Extracted records

__________

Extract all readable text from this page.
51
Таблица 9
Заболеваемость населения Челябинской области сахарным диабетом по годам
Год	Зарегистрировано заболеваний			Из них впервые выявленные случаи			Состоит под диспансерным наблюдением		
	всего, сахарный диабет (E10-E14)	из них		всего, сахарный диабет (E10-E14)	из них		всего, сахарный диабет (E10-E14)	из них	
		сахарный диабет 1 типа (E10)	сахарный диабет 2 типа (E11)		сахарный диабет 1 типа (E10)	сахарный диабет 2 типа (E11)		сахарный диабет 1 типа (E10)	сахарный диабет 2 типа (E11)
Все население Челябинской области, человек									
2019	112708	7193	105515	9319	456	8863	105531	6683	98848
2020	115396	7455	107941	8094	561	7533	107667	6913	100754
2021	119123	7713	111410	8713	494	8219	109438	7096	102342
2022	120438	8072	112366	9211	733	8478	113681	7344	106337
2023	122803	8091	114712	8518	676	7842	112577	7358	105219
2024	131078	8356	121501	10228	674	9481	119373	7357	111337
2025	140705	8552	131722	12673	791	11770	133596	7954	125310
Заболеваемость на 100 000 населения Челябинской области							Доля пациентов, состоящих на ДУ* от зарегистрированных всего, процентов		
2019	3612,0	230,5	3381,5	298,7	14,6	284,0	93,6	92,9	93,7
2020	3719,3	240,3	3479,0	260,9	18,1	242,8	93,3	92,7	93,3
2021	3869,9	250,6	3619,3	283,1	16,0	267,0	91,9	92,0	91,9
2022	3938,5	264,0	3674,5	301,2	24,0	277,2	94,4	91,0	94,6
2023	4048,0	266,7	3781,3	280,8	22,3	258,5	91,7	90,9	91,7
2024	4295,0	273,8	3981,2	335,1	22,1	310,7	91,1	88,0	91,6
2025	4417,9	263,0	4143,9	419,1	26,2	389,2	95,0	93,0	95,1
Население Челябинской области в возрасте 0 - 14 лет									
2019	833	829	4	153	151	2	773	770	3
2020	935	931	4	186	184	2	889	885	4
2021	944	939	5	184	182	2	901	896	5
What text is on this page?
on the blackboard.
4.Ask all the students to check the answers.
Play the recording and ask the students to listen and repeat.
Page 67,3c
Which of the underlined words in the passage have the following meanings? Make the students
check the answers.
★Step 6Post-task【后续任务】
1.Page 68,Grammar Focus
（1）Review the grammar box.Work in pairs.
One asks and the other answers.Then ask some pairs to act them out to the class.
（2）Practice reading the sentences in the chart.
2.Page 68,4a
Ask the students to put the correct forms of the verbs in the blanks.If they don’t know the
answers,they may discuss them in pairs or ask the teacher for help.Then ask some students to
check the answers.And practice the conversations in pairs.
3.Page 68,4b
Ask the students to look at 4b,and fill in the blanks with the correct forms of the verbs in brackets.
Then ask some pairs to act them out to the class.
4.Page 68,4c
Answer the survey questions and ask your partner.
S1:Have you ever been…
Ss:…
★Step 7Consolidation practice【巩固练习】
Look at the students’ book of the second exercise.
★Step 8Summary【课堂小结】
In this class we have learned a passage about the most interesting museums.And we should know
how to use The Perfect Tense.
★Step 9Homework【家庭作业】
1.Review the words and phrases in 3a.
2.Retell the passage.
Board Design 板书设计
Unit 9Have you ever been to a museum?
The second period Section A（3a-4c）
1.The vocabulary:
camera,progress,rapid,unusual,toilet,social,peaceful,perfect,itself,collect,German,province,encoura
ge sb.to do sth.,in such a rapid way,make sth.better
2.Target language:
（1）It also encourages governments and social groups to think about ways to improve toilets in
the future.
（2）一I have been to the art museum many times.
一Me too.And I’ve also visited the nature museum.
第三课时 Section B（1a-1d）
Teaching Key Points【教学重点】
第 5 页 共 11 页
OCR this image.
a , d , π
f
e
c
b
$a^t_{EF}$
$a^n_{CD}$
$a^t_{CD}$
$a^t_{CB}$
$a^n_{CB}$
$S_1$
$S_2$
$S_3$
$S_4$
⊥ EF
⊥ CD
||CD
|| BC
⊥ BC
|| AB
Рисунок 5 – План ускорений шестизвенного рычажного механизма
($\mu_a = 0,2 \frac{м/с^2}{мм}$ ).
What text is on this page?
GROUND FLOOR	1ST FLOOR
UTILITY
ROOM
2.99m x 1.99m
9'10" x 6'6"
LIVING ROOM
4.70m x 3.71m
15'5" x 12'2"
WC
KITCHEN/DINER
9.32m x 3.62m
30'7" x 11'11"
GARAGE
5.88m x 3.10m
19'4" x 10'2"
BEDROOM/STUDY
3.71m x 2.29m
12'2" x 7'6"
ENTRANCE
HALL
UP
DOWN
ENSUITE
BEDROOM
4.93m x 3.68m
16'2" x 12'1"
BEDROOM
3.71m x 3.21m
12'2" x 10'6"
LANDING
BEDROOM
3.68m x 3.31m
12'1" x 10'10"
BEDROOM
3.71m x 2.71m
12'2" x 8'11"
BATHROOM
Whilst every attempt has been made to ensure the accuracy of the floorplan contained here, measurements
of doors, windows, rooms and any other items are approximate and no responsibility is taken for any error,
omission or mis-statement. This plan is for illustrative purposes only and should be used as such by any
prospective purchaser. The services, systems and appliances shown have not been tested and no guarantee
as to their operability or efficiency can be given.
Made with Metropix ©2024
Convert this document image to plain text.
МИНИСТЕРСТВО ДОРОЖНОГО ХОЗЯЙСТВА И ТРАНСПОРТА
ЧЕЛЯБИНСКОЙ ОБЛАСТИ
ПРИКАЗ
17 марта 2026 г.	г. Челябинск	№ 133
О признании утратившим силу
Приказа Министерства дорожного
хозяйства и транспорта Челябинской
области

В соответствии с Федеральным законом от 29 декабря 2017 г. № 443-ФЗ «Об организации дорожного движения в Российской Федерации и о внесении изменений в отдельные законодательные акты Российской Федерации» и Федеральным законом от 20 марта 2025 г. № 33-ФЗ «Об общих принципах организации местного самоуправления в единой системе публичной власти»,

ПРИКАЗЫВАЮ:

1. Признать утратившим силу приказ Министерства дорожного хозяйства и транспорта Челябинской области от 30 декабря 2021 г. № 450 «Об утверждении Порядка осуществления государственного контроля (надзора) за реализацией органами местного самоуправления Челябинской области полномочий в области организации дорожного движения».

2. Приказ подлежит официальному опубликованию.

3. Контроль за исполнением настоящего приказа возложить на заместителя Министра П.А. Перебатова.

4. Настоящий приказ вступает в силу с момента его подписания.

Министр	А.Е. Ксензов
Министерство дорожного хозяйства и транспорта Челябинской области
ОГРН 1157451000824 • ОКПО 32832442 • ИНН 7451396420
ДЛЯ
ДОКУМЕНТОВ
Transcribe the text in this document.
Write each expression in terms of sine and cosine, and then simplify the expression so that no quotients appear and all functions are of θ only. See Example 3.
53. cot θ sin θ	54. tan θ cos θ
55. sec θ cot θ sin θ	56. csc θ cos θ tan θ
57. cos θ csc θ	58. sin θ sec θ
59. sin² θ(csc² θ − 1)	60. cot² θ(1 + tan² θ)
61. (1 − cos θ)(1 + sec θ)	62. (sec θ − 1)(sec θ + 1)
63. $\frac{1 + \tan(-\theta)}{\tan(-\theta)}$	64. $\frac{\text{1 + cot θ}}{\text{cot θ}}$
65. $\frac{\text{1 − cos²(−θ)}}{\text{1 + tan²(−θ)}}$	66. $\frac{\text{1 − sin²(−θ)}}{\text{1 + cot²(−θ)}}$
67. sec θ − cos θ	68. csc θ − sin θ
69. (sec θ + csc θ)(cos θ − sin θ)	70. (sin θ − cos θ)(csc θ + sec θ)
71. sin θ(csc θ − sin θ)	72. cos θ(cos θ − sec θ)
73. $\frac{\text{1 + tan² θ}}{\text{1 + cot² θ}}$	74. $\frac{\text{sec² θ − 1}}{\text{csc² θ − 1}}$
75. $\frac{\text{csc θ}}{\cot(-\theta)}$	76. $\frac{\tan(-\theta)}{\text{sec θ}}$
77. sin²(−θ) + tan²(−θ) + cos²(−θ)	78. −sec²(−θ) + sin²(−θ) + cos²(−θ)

__________

## Task prompt
Copy out every line in the entries above that holds "frac".

## Correct answer
($\mu_a = 0,2 \frac{м/с^2}{мм}$ ).
63. $\frac{1 + \tan(-\theta)}{\tan(-\theta)}$	64. $\frac{\text{1 + cot θ}}{\text{cot θ}}$
65. $\frac{\text{1 − cos²(−θ)}}{\text{1 + tan²(−θ)}}$	66. $\frac{\text{1 − sin²(−θ)}}{\text{1 + cot²(−θ)}}$
73. $\frac{\text{1 + tan² θ}}{\text{1 + cot² θ}}$	74. $\frac{\text{sec² θ − 1}}{\text{csc² θ − 1}}$
75. $\frac{\text{csc θ}}{\cot(-\theta)}$	76. $\frac{\tan(-\theta)}{\text{sec θ}}$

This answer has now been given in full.